Aim of the task
Copy out the material exactly, from the line with "list every element" through the line with "svg-text:Precision of different", including both of those lines.

Data rows
>> Start

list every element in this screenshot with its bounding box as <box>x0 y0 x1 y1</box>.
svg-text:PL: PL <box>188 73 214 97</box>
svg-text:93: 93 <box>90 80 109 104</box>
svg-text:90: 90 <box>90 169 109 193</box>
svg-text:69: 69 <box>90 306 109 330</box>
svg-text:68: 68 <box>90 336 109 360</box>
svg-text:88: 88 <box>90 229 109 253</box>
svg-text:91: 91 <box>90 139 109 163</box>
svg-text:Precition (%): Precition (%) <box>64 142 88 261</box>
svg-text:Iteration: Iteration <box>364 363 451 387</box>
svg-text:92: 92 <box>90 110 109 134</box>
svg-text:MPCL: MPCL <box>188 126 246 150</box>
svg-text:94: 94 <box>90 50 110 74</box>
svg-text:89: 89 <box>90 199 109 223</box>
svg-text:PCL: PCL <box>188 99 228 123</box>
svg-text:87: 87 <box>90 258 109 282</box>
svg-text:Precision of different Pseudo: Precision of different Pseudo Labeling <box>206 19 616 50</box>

>> End
>> Start

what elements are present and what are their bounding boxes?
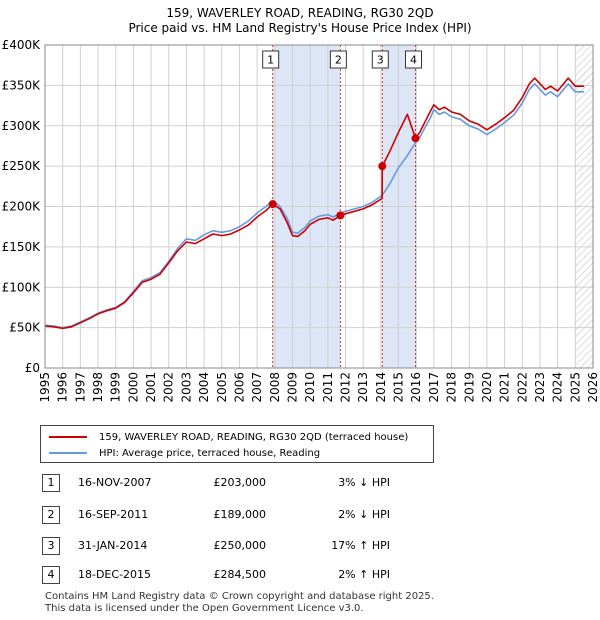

>> End

Answer
list every element in this screenshot with its bounding box as <box>x0 y0 x1 y1</box>.
svg-text:PL: PL <box>188 73 214 97</box>
svg-text:93: 93 <box>90 80 109 104</box>
svg-text:90: 90 <box>90 169 109 193</box>
svg-text:69: 69 <box>90 306 109 330</box>
svg-text:68: 68 <box>90 336 109 360</box>
svg-text:88: 88 <box>90 229 109 253</box>
svg-text:91: 91 <box>90 139 109 163</box>
svg-text:Precition (%): Precition (%) <box>64 142 88 261</box>
svg-text:Iteration: Iteration <box>364 363 451 387</box>
svg-text:92: 92 <box>90 110 109 134</box>
svg-text:MPCL: MPCL <box>188 126 246 150</box>
svg-text:94: 94 <box>90 50 110 74</box>
svg-text:89: 89 <box>90 199 109 223</box>
svg-text:PCL: PCL <box>188 99 228 123</box>
svg-text:87: 87 <box>90 258 109 282</box>
svg-text:Precision of different Pseudo: Precision of different Pseudo Labeling <box>206 19 616 50</box>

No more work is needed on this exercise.